Raw records:

⟨

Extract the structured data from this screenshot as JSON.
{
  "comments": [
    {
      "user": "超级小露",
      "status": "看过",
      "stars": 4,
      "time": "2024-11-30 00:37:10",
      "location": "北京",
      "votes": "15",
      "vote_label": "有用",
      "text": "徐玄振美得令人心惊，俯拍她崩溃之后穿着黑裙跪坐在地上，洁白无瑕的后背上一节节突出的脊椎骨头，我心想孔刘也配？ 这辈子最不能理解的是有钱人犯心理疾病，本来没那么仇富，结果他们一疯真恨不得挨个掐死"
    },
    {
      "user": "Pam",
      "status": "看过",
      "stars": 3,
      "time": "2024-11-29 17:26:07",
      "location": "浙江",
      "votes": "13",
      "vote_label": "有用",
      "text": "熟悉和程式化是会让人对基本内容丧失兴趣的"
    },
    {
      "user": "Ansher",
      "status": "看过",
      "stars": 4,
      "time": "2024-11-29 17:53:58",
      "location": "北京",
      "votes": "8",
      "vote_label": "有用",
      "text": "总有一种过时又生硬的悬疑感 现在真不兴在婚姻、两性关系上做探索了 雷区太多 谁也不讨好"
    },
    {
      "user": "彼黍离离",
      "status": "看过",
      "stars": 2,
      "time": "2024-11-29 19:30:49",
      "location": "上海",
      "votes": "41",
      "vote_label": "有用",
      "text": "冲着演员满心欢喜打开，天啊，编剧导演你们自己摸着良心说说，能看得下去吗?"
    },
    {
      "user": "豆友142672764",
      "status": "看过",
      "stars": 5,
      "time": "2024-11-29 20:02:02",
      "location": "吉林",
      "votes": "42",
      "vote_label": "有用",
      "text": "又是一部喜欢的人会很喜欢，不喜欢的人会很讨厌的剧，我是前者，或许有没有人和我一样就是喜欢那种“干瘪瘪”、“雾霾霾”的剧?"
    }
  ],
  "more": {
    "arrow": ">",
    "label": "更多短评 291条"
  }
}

⟩

Output each record precisely as given.

Extract the structured data from this screenshot as JSON.
{
  "comments": [
    {
      "user": "超级小露",
      "status": "看过",
      "stars": 4,
      "time": "2024-11-30 00:37:10",
      "location": "北京",
      "votes": "15",
      "vote_label": "有用",
      "text": "徐玄振美得令人心惊，俯拍她崩溃之后穿着黑裙跪坐在地上，洁白无瑕的后背上一节节突出的脊椎骨头，我心想孔刘也配？ 这辈子最不能理解的是有钱人犯心理疾病，本来没那么仇富，结果他们一疯真恨不得挨个掐死"
    },
    {
      "user": "Pam",
      "status": "看过",
      "stars": 3,
      "time": "2024-11-29 17:26:07",
      "location": "浙江",
      "votes": "13",
      "vote_label": "有用",
      "text": "熟悉和程式化是会让人对基本内容丧失兴趣的"
    },
    {
      "user": "Ansher",
      "status": "看过",
      "stars": 4,
      "time": "2024-11-29 17:53:58",
      "location": "北京",
      "votes": "8",
      "vote_label": "有用",
      "text": "总有一种过时又生硬的悬疑感 现在真不兴在婚姻、两性关系上做探索了 雷区太多 谁也不讨好"
    },
    {
      "user": "彼黍离离",
      "status": "看过",
      "stars": 2,
      "time": "2024-11-29 19:30:49",
      "location": "上海",
      "votes": "41",
      "vote_label": "有用",
      "text": "冲着演员满心欢喜打开，天啊，编剧导演你们自己摸着良心说说，能看得下去吗?"
    },
    {
      "user": "豆友142672764",
      "status": "看过",
      "stars": 5,
      "time": "2024-11-29 20:02:02",
      "location": "吉林",
      "votes": "42",
      "vote_label": "有用",
      "text": "又是一部喜欢的人会很喜欢，不喜欢的人会很讨厌的剧，我是前者，或许有没有人和我一样就是喜欢那种“干瘪瘪”、“雾霾霾”的剧?"
    }
  ],
  "more": {
    "arrow": ">",
    "label": "更多短评 291条"
  }
}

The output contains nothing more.